(A run of records)
━━━━━━━━━━━━━━━━━━━━

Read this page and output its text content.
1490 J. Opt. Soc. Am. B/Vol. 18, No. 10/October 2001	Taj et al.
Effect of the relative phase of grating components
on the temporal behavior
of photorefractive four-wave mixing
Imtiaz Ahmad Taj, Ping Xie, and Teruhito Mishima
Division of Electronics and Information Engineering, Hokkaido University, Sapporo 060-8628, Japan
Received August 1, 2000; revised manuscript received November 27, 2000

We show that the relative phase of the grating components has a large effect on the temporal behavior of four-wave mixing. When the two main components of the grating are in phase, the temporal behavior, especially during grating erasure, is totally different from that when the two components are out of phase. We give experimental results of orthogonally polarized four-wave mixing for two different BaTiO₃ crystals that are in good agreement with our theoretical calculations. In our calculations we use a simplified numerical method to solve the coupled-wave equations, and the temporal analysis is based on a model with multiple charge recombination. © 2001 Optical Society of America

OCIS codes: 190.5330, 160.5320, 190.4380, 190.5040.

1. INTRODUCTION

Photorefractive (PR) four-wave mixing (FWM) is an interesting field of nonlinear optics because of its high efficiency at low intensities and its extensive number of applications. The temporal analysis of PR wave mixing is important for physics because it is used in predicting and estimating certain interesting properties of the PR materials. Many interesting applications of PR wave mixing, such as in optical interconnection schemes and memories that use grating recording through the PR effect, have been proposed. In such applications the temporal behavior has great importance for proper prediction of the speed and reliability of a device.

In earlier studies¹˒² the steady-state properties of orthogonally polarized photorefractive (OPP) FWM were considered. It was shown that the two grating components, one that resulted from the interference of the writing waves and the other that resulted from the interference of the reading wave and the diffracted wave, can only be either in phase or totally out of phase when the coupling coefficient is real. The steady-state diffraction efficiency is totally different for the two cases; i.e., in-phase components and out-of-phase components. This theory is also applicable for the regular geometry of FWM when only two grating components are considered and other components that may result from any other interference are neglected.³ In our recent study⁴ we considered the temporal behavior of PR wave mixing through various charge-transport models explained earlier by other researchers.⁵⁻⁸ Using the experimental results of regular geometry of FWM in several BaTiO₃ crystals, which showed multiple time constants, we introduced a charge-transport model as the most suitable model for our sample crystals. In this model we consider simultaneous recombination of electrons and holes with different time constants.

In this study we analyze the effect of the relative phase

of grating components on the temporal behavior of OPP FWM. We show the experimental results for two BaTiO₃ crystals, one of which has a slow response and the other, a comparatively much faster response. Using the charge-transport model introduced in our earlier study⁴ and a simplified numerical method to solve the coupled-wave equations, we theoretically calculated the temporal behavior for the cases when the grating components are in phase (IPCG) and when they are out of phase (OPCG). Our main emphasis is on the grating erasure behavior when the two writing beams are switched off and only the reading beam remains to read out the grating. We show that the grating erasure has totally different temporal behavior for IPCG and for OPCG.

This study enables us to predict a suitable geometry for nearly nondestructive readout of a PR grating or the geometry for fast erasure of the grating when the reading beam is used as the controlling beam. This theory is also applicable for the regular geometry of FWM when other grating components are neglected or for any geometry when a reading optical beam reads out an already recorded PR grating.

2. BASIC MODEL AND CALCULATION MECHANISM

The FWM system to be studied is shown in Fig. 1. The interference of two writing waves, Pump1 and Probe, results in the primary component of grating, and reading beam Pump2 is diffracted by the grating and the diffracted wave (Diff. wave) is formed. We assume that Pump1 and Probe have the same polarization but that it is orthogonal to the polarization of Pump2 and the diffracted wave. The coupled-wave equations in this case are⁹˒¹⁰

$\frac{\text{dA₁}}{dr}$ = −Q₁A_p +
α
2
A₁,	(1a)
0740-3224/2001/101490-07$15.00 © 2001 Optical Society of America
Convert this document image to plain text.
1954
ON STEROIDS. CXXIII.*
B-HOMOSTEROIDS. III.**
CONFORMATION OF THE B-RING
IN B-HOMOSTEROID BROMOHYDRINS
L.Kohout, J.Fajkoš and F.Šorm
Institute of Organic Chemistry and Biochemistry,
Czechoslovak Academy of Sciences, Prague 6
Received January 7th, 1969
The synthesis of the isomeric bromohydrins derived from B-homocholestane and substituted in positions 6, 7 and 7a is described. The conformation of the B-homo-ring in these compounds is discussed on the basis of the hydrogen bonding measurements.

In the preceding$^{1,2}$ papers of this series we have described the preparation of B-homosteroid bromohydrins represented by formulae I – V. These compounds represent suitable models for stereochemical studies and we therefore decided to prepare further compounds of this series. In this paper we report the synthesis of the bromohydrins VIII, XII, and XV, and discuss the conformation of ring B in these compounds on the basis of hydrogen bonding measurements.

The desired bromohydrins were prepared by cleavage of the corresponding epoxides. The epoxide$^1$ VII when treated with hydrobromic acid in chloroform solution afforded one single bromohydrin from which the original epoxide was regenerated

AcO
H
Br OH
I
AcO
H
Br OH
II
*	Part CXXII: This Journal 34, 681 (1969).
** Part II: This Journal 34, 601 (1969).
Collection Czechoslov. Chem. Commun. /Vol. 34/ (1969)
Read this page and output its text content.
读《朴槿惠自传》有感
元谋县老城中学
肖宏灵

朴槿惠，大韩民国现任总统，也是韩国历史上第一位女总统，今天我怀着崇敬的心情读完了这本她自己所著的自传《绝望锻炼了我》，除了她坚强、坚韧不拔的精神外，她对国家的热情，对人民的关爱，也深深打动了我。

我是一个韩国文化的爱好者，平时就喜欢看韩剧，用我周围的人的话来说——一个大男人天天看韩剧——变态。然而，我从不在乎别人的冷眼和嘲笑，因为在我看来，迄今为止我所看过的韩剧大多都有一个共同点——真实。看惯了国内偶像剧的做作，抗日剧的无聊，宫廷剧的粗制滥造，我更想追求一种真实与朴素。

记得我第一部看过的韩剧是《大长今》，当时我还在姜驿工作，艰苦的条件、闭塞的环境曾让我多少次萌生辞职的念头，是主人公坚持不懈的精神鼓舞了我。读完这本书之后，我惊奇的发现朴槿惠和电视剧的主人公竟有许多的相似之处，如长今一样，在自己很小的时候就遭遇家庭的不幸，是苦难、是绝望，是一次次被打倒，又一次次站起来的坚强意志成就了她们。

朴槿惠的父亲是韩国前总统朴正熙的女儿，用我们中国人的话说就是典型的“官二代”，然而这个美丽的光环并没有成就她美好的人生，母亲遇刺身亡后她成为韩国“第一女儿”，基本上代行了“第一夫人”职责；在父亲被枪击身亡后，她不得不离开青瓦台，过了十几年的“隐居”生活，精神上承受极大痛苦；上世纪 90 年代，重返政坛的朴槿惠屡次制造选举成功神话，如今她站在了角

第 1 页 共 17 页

━━━━━━━━━━━━━━━━━━━━

## What you will do
Count every line of the records that holds "measurements". State the number, nothing else.

## Reply to the exercise
2